SHORT TASK:
Your task is to output all the records below, word for word.

LISTED ENTRIES:
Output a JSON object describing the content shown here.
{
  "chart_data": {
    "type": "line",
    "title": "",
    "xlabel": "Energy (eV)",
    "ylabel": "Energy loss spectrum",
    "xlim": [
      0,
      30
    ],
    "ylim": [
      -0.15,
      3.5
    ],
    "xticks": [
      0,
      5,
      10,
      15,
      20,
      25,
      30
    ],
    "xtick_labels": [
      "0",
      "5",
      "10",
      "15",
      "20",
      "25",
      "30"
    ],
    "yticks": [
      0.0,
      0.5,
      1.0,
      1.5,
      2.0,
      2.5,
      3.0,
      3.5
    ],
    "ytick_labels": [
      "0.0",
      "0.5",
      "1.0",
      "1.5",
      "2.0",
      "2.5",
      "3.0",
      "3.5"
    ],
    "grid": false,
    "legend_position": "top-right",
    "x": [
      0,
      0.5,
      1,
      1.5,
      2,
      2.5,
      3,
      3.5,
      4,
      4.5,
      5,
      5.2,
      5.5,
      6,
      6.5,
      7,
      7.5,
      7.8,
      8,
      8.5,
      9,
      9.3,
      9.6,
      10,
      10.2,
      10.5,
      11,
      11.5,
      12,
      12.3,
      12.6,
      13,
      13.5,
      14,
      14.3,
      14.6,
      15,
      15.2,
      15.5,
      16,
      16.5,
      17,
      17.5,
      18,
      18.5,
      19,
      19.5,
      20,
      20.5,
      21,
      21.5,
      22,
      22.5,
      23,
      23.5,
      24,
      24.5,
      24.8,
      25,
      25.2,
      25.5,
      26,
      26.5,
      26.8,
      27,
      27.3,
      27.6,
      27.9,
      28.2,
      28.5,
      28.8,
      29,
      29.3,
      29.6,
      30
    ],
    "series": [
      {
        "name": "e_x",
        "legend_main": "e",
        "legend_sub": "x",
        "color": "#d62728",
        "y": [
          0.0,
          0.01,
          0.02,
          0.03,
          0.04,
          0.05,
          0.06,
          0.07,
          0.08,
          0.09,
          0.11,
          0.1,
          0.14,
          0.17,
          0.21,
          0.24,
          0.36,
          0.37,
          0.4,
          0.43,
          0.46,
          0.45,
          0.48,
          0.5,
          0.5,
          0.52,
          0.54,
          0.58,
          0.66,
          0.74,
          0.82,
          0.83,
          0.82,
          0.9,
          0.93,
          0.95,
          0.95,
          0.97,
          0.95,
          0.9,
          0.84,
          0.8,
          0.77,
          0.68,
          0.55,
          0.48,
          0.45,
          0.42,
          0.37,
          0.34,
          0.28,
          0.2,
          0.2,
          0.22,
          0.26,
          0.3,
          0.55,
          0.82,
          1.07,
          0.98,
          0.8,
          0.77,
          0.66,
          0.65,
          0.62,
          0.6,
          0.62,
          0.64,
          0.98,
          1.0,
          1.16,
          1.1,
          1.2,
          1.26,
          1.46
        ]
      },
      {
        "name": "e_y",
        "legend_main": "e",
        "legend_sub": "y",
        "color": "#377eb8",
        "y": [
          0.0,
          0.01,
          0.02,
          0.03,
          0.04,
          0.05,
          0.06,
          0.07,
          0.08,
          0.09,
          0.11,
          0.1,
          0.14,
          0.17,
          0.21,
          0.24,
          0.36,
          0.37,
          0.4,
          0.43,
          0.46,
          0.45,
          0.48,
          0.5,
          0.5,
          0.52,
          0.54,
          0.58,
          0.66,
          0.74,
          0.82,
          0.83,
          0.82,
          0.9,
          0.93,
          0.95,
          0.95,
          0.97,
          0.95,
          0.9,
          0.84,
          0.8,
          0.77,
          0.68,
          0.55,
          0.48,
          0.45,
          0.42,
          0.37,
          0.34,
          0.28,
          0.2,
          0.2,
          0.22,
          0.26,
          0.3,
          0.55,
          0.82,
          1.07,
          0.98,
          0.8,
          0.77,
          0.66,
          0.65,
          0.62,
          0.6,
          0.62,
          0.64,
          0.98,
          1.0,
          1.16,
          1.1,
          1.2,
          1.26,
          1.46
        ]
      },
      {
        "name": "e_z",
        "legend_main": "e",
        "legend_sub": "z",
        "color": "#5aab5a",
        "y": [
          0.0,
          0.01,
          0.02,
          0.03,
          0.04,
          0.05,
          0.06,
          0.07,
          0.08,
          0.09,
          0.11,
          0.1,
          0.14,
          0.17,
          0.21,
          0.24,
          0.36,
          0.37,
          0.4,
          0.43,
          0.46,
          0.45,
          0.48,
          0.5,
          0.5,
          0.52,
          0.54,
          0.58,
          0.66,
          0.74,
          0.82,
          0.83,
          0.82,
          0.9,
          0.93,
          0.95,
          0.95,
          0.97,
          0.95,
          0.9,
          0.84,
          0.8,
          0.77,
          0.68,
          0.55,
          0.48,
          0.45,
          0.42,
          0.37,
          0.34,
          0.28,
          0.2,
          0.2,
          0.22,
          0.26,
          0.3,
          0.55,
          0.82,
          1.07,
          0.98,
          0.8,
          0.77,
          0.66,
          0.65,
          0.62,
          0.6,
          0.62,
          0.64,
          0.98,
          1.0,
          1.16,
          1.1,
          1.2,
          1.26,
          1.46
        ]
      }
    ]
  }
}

EXPECTED ANSWER:
Output a JSON object describing the content shown here.
{
  "chart_data": {
    "type": "line",
    "title": "",
    "xlabel": "Energy (eV)",
    "ylabel": "Energy loss spectrum",
    "xlim": [
      0,
      30
    ],
    "ylim": [
      -0.15,
      3.5
    ],
    "xticks": [
      0,
      5,
      10,
      15,
      20,
      25,
      30
    ],
    "xtick_labels": [
      "0",
      "5",
      "10",
      "15",
      "20",
      "25",
      "30"
    ],
    "yticks": [
      0.0,
      0.5,
      1.0,
      1.5,
      2.0,
      2.5,
      3.0,
      3.5
    ],
    "ytick_labels": [
      "0.0",
      "0.5",
      "1.0",
      "1.5",
      "2.0",
      "2.5",
      "3.0",
      "3.5"
    ],
    "grid": false,
    "legend_position": "top-right",
    "x": [
      0,
      0.5,
      1,
      1.5,
      2,
      2.5,
      3,
      3.5,
      4,
      4.5,
      5,
      5.2,
      5.5,
      6,
      6.5,
      7,
      7.5,
      7.8,
      8,
      8.5,
      9,
      9.3,
      9.6,
      10,
      10.2,
      10.5,
      11,
      11.5,
      12,
      12.3,
      12.6,
      13,
      13.5,
      14,
      14.3,
      14.6,
      15,
      15.2,
      15.5,
      16,
      16.5,
      17,
      17.5,
      18,
      18.5,
      19,
      19.5,
      20,
      20.5,
      21,
      21.5,
      22,
      22.5,
      23,
      23.5,
      24,
      24.5,
      24.8,
      25,
      25.2,
      25.5,
      26,
      26.5,
      26.8,
      27,
      27.3,
      27.6,
      27.9,
      28.2,
      28.5,
      28.8,
      29,
      29.3,
      29.6,
      30
    ],
    "series": [
      {
        "name": "e_x",
        "legend_main": "e",
        "legend_sub": "x",
        "color": "#d62728",
        "y": [
          0.0,
          0.01,
          0.02,
          0.03,
          0.04,
          0.05,
          0.06,
          0.07,
          0.08,
          0.09,
          0.11,
          0.1,
          0.14,
          0.17,
          0.21,
          0.24,
          0.36,
          0.37,
          0.4,
          0.43,
          0.46,
          0.45,
          0.48,
          0.5,
          0.5,
          0.52,
          0.54,
          0.58,
          0.66,
          0.74,
          0.82,
          0.83,
          0.82,
          0.9,
          0.93,
          0.95,
          0.95,
          0.97,
          0.95,
          0.9,
          0.84,
          0.8,
          0.77,
          0.68,
          0.55,
          0.48,
          0.45,
          0.42,
          0.37,
          0.34,
          0.28,
          0.2,
          0.2,
          0.22,
          0.26,
          0.3,
          0.55,
          0.82,
          1.07,
          0.98,
          0.8,
          0.77,
          0.66,
          0.65,
          0.62,
          0.6,
          0.62,
          0.64,
          0.98,
          1.0,
          1.16,
          1.1,
          1.2,
          1.26,
          1.46
        ]
      },
      {
        "name": "e_y",
        "legend_main": "e",
        "legend_sub": "y",
        "color": "#377eb8",
        "y": [
          0.0,
          0.01,
          0.02,
          0.03,
          0.04,
          0.05,
          0.06,
          0.07,
          0.08,
          0.09,
          0.11,
          0.1,
          0.14,
          0.17,
          0.21,
          0.24,
          0.36,
          0.37,
          0.4,
          0.43,
          0.46,
          0.45,
          0.48,
          0.5,
          0.5,
          0.52,
          0.54,
          0.58,
          0.66,
          0.74,
          0.82,
          0.83,
          0.82,
          0.9,
          0.93,
          0.95,
          0.95,
          0.97,
          0.95,
          0.9,
          0.84,
          0.8,
          0.77,
          0.68,
          0.55,
          0.48,
          0.45,
          0.42,
          0.37,
          0.34,
          0.28,
          0.2,
          0.2,
          0.22,
          0.26,
          0.3,
          0.55,
          0.82,
          1.07,
          0.98,
          0.8,
          0.77,
          0.66,
          0.65,
          0.62,
          0.6,
          0.62,
          0.64,
          0.98,
          1.0,
          1.16,
          1.1,
          1.2,
          1.26,
          1.46
        ]
      },
      {
        "name": "e_z",
        "legend_main": "e",
        "legend_sub": "z",
        "color": "#5aab5a",
        "y": [
          0.0,
          0.01,
          0.02,
          0.03,
          0.04,
          0.05,
          0.06,
          0.07,
          0.08,
          0.09,
          0.11,
          0.1,
          0.14,
          0.17,
          0.21,
          0.24,
          0.36,
          0.37,
          0.4,
          0.43,
          0.46,
          0.45,
          0.48,
          0.5,
          0.5,
          0.52,
          0.54,
          0.58,
          0.66,
          0.74,
          0.82,
          0.83,
          0.82,
          0.9,
          0.93,
          0.95,
          0.95,
          0.97,
          0.95,
          0.9,
          0.84,
          0.8,
          0.77,
          0.68,
          0.55,
          0.48,
          0.45,
          0.42,
          0.37,
          0.34,
          0.28,
          0.2,
          0.2,
          0.22,
          0.26,
          0.3,
          0.55,
          0.82,
          1.07,
          0.98,
          0.8,
          0.77,
          0.66,
          0.65,
          0.62,
          0.6,
          0.62,
          0.64,
          0.98,
          1.0,
          1.16,
          1.1,
          1.2,
          1.26,
          1.46
        ]
      }
    ]
  }
}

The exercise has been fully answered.